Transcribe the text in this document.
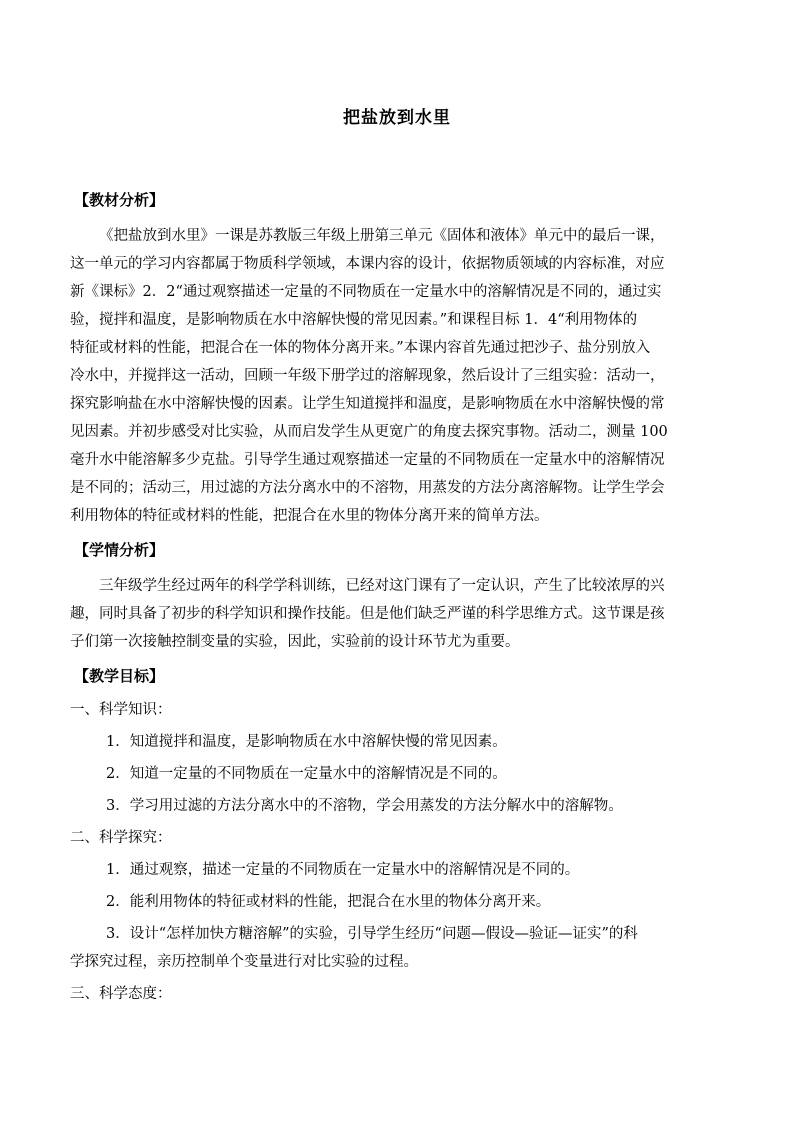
把盐放到水里
【教材分析】
《把盐放到水里》一课是苏教版三年级上册第三单元《固体和液体》单元中的最后一课，
这一单元的学习内容都属于物质科学领域，本课内容的设计，依据物质领域的内容标准，对应
新《课标》2．2“通过观察描述一定量的不同物质在一定量水中的溶解情况是不同的，通过实
验，搅拌和温度，是影响物质在水中溶解快慢的常见因素。”和课程目标 1．4“利用物体的
特征或材料的性能，把混合在一体的物体分离开来。”本课内容首先通过把沙子、盐分别放入
冷水中，并搅拌这一活动，回顾一年级下册学过的溶解现象，然后设计了三组实验：活动一，
探究影响盐在水中溶解快慢的因素。让学生知道搅拌和温度，是影响物质在水中溶解快慢的常
见因素。并初步感受对比实验，从而启发学生从更宽广的角度去探究事物。活动二，测量 100
毫升水中能溶解多少克盐。引导学生通过观察描述一定量的不同物质在一定量水中的溶解情况
是不同的；活动三，用过滤的方法分离水中的不溶物，用蒸发的方法分离溶解物。让学生学会
利用物体的特征或材料的性能，把混合在水里的物体分离开来的简单方法。
【学情分析】
三年级学生经过两年的科学学科训练，已经对这门课有了一定认识，产生了比较浓厚的兴
趣，同时具备了初步的科学知识和操作技能。但是他们缺乏严谨的科学思维方式。这节课是孩
子们第一次接触控制变量的实验，因此，实验前的设计环节尤为重要。
【教学目标】
一、科学知识：
1．知道搅拌和温度，是影响物质在水中溶解快慢的常见因素。
2．知道一定量的不同物质在一定量水中的溶解情况是不同的。
3．学习用过滤的方法分离水中的不溶物，学会用蒸发的方法分解水中的溶解物。
二、科学探究：
1．通过观察，描述一定量的不同物质在一定量水中的溶解情况是不同的。
2．能利用物体的特征或材料的性能，把混合在水里的物体分离开来。
3．设计“怎样加快方糖溶解”的实验，引导学生经历“问题—假设—验证—证实”的科
学探究过程，亲历控制单个变量进行对比实验的过程。
三、科学态度：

=======

§ TASK TO CARRY OUT:
Omit the pictures, then output the rest of the listing exactly.

§ COMPLETE RESPONSE:
Transcribe the text in this document.
把盐放到水里
【教材分析】
《把盐放到水里》一课是苏教版三年级上册第三单元《固体和液体》单元中的最后一课，
这一单元的学习内容都属于物质科学领域，本课内容的设计，依据物质领域的内容标准，对应
新《课标》2．2“通过观察描述一定量的不同物质在一定量水中的溶解情况是不同的，通过实
验，搅拌和温度，是影响物质在水中溶解快慢的常见因素。”和课程目标 1．4“利用物体的
特征或材料的性能，把混合在一体的物体分离开来。”本课内容首先通过把沙子、盐分别放入
冷水中，并搅拌这一活动，回顾一年级下册学过的溶解现象，然后设计了三组实验：活动一，
探究影响盐在水中溶解快慢的因素。让学生知道搅拌和温度，是影响物质在水中溶解快慢的常
见因素。并初步感受对比实验，从而启发学生从更宽广的角度去探究事物。活动二，测量 100
毫升水中能溶解多少克盐。引导学生通过观察描述一定量的不同物质在一定量水中的溶解情况
是不同的；活动三，用过滤的方法分离水中的不溶物，用蒸发的方法分离溶解物。让学生学会
利用物体的特征或材料的性能，把混合在水里的物体分离开来的简单方法。
【学情分析】
三年级学生经过两年的科学学科训练，已经对这门课有了一定认识，产生了比较浓厚的兴
趣，同时具备了初步的科学知识和操作技能。但是他们缺乏严谨的科学思维方式。这节课是孩
子们第一次接触控制变量的实验，因此，实验前的设计环节尤为重要。
【教学目标】
一、科学知识：
1．知道搅拌和温度，是影响物质在水中溶解快慢的常见因素。
2．知道一定量的不同物质在一定量水中的溶解情况是不同的。
3．学习用过滤的方法分离水中的不溶物，学会用蒸发的方法分解水中的溶解物。
二、科学探究：
1．通过观察，描述一定量的不同物质在一定量水中的溶解情况是不同的。
2．能利用物体的特征或材料的性能，把混合在水里的物体分离开来。
3．设计“怎样加快方糖溶解”的实验，引导学生经历“问题—假设—验证—证实”的科
学探究过程，亲历控制单个变量进行对比实验的过程。
三、科学态度：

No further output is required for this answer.